> _Written exercise_: Within the records that follow, find every line containing the string "have". Copy those lines.

> _Source material_:
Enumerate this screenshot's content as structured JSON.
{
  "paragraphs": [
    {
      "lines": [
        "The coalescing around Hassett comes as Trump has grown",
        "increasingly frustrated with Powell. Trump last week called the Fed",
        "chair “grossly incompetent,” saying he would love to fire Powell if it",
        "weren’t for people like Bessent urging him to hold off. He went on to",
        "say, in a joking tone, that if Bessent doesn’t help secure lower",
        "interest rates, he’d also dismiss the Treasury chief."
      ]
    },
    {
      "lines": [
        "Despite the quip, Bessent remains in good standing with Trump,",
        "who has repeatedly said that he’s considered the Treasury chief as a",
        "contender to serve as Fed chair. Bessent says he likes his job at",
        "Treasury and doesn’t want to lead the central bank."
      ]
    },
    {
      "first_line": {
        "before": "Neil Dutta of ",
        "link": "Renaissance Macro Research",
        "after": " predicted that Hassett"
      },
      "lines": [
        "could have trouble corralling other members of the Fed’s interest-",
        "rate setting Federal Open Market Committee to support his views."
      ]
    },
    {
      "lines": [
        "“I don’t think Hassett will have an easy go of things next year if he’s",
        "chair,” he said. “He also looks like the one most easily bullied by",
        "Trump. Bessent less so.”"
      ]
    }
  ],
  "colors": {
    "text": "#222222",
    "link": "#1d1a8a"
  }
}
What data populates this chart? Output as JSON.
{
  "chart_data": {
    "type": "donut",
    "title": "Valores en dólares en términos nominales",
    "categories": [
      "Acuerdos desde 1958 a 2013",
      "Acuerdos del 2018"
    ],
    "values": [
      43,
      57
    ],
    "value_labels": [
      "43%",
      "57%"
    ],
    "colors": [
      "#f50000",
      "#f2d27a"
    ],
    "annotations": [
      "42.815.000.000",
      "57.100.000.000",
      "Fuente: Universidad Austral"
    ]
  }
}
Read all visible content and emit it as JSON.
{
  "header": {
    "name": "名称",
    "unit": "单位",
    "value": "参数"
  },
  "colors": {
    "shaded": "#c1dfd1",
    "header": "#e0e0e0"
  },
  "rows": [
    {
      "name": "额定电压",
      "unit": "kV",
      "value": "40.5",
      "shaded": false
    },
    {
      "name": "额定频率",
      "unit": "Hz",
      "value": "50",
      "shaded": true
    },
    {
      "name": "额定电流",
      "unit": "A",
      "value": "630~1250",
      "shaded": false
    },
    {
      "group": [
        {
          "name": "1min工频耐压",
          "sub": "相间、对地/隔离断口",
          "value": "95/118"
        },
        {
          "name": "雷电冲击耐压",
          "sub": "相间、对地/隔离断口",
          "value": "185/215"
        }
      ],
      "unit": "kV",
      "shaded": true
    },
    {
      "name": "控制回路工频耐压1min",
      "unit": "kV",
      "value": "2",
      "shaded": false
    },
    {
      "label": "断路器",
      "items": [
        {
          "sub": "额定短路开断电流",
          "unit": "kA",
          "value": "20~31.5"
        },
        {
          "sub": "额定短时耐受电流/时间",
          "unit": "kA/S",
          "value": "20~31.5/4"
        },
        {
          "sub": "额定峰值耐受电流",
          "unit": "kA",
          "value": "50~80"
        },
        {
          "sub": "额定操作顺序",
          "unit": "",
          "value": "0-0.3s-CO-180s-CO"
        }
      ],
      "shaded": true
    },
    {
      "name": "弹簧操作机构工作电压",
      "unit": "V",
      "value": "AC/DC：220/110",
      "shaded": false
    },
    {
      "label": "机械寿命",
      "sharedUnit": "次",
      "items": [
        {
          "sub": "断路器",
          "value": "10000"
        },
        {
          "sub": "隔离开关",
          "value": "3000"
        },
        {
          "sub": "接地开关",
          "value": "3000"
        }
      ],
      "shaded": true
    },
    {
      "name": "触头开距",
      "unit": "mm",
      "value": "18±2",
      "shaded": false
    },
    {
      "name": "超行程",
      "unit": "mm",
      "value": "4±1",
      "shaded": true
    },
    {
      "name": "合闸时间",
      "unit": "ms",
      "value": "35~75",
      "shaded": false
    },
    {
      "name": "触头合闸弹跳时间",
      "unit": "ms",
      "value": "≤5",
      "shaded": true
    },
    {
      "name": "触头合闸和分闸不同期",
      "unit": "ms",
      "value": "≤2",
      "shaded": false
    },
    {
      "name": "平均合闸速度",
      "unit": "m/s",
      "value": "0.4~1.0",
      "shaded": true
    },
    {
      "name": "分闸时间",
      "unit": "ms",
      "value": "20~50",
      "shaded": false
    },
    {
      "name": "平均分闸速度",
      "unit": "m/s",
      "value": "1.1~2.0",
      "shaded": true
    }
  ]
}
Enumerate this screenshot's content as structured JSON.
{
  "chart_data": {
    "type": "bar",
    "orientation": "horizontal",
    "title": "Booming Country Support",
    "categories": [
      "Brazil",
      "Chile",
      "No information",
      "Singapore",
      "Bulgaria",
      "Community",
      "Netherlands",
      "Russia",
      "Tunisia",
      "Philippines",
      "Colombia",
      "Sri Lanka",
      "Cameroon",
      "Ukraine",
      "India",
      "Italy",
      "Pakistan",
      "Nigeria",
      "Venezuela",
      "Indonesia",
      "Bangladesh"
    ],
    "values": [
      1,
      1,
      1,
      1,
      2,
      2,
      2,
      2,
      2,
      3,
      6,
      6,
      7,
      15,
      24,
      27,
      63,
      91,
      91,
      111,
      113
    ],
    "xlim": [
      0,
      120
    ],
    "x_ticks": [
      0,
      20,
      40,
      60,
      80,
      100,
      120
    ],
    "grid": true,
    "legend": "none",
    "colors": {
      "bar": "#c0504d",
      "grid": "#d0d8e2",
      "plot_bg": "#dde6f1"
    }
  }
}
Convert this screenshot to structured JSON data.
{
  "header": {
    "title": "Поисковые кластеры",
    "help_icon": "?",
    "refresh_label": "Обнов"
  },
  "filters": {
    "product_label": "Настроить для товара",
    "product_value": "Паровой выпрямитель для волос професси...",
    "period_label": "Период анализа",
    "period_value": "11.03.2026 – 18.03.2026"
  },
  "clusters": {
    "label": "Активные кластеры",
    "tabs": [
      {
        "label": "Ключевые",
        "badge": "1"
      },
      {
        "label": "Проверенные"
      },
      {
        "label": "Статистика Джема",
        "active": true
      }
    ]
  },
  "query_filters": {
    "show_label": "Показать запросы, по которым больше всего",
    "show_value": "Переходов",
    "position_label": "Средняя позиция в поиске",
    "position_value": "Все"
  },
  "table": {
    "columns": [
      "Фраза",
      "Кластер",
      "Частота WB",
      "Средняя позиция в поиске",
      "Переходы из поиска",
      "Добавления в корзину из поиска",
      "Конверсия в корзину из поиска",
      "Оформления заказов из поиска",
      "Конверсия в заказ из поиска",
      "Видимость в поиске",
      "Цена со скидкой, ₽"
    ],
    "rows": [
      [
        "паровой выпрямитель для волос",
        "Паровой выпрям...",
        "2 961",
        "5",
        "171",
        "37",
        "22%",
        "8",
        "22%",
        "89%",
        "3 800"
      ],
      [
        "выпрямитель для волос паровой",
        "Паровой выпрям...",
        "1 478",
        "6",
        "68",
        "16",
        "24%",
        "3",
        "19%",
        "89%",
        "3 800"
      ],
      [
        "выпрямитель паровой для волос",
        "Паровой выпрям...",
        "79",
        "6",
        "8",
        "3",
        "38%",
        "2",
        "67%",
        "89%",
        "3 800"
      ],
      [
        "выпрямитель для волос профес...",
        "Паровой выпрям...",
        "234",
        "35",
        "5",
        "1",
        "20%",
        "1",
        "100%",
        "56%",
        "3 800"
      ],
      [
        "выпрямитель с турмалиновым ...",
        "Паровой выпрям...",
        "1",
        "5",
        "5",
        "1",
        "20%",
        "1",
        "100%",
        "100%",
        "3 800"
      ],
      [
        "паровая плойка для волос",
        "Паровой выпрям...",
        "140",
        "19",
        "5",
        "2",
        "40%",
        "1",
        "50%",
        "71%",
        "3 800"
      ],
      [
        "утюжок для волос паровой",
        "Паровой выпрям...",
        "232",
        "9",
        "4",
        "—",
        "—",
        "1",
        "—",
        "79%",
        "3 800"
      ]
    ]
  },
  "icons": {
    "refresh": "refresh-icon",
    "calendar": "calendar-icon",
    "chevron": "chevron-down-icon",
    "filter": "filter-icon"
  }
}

> _Task solution_:
        "could have trouble corralling other members of the Fed’s interest-",
        "“I don’t think Hassett will have an easy go of things next year if he’s",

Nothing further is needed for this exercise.